WHAT THIS TASK INVOLVES
In the data below, find each line containing the string "name" and return it.

(Figure data in JSON)
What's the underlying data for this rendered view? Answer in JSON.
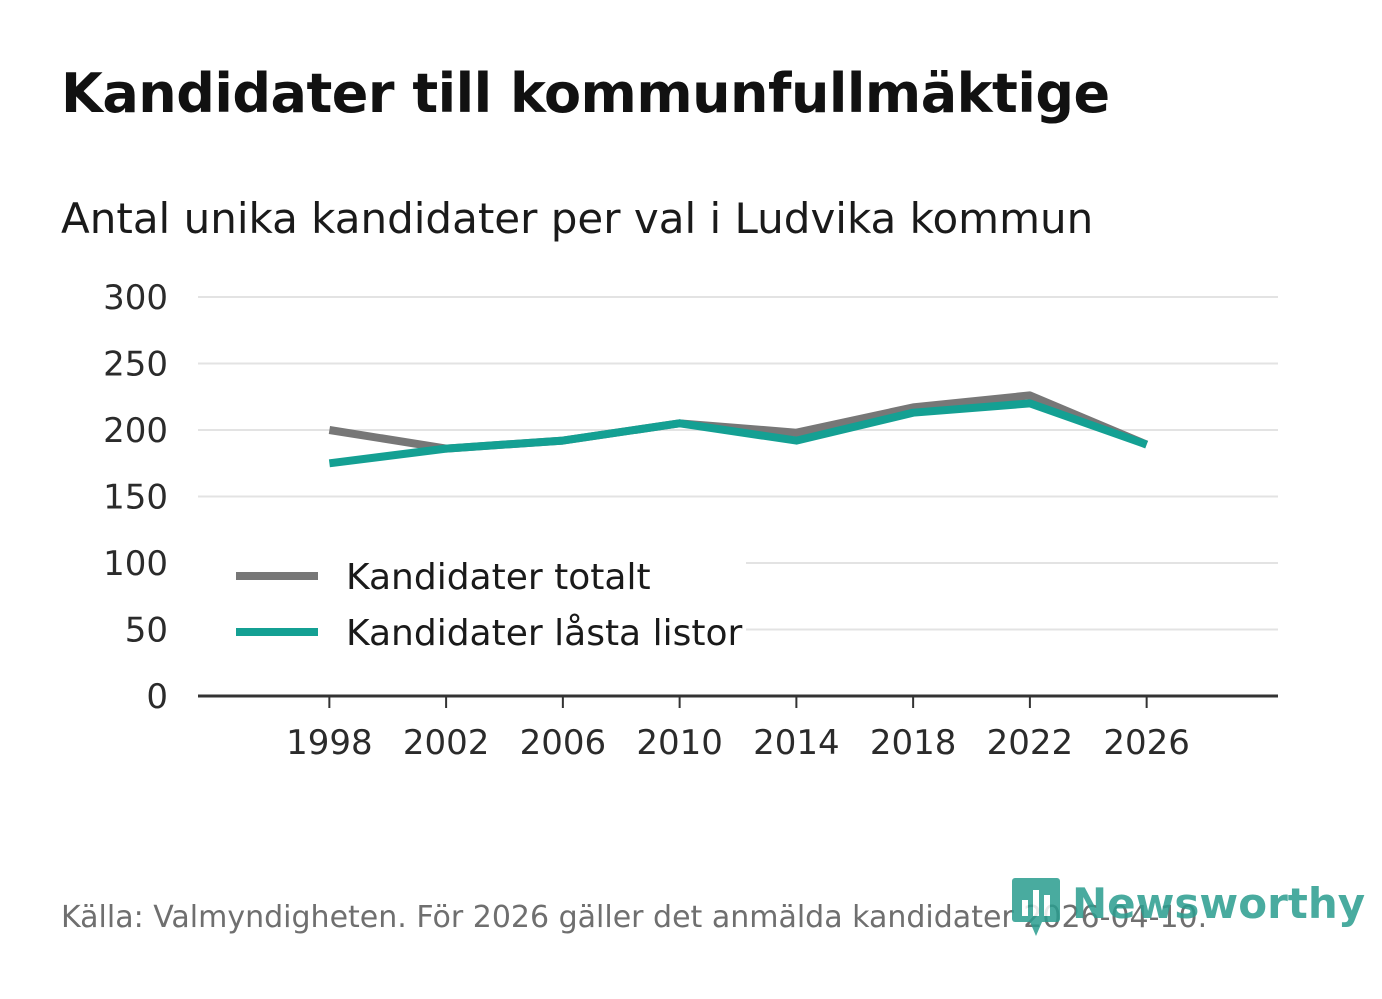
{
  "header": {
    "title": "Kandidater till kommunfullmäktige",
    "subtitle": "Antal unika kandidater per val i Ludvika kommun"
  },
  "chart_data": {
    "type": "line",
    "title": "Kandidater till kommunfullmäktige",
    "subtitle": "Antal unika kandidater per val i Ludvika kommun",
    "xlabel": "",
    "ylabel": "",
    "x": [
      1998,
      2002,
      2006,
      2010,
      2014,
      2018,
      2022,
      2026
    ],
    "x_tick_labels": [
      "1998",
      "2002",
      "2006",
      "2010",
      "2014",
      "2018",
      "2022",
      "2026"
    ],
    "y_ticks": [
      0,
      50,
      100,
      150,
      200,
      250,
      300
    ],
    "y_tick_labels": [
      "0",
      "50",
      "100",
      "150",
      "200",
      "250",
      "300"
    ],
    "xlim": [
      1993.5,
      2030.5
    ],
    "ylim": [
      0,
      300
    ],
    "grid": true,
    "legend_position": "bottom-left",
    "series": [
      {
        "name": "Kandidater totalt",
        "color": "#777777",
        "values": [
          200,
          186,
          192,
          205,
          198,
          217,
          226,
          189
        ]
      },
      {
        "name": "Kandidater låsta listor",
        "color": "#14a093",
        "values": [
          175,
          186,
          192,
          205,
          192,
          213,
          220,
          189
        ]
      }
    ]
  },
  "footer": {
    "source": "Källa: Valmyndigheten. För 2026 gäller det anmälda kandidater 2026-04-10.",
    "logo_text": "Newsworthy",
    "logo_icon": "bar-chart-speech-bubble-icon",
    "logo_color": "#2a9d8f"
  }
}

TASK RESPONSE
        "name": "Kandidater totalt",
        "name": "Kandidater låsta listor",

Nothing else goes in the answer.